■ **Texte fourni**
+-------+
Parmi cette population, les Sud-Soudanais forment l’une des communautés majoritaires. Les parents de Mabil en faisaient partie. Mais pour la plupart de ces réfugiés qui ont fui un changement de régime politique, une guerre, des tensions ethniques ou la misère, Kakuma ne peut être une finalité en soi. Le Canada, l’Europe ou l’Australie figurent généralement en tête de liste des destinations rêvées. Pour la famille d’Awer Mabil, ce sera l’Océanie qu’il rejoint à 11 ans.

Le ballon rond est un compagnon fidèle depuis qu’il a 5 ans et son talent sportif lui permet de s’intégrer en Australie. Le club d’Adelaide United le repère en 2012. À 17 ans, Mabil débute en A-League où son sens du dribble et ses capacités athlétiques ne passent pas inaperçus. Dès 2014, la fédération australienne met tout en oeuvre pour que l’ailier puisse jouer avec les Socceroos. Il rejoint les U20 puis gravit tous les échelons jusqu’à la sélection A. Mais le chemin ne s’arrête pas là pour lui.

En effet, si l’Australie a offert une seconde chance à sa famille, le jeune homme devine rapidement que son talent doit le forcer à un nouvel exil. À 19 ans, il découvre un troisième continent et rejoint Midtjylland. Après deux prêts au Danemark et au Portugal, l’enfant de Kakuma devient titulaire à Midtjylland. Il se révèle un élément clé de la campagne estivale triomphale du club danois. Contre les Young Boys de Berne, il marque et face au Slavia Prague, il délivre une passe décisive. Ces belles performances lui permettent ainsi de continuer à écrire son histoire personnelle et de mettre en avant Kakuma sur les pelouses européennes, nom qu’il a inscrit sur ses chaussures.
+-------+
■ **Contenu des données**

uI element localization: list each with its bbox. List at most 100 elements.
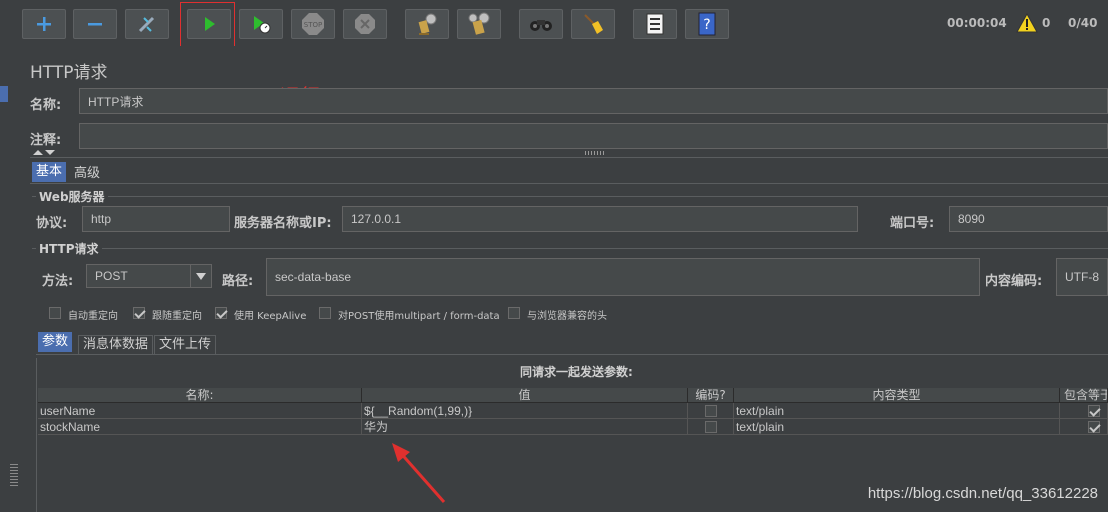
+-------+
■ **Consigne**
Actualisez le passage du texte allant de « En effet, si » à « sur ses chaussures. » en y remplaçant « triomphale » par « victorieuse ». Le matériel n'a aucun lien avec le texte.

■ **Réponse**
En effet, si l’Australie a offert une seconde chance à sa famille, le jeune homme devine rapidement que son talent doit le forcer à un nouvel exil. À 19 ans, il découvre un troisième continent et rejoint Midtjylland. Après deux prêts au Danemark et au Portugal, l’enfant de Kakuma devient titulaire à Midtjylland. Il se révèle un élément clé de la campagne estivale victorieuse du club danois. Contre les Young Boys de Berne, il marque et face au Slavia Prague, il délivre une passe décisive. Ces belles performances lui permettent ainsi de continuer à écrire son histoire personnelle et de mettre en avant Kakuma sur les pelouses européennes, nom qu’il a inscrit sur ses chaussures.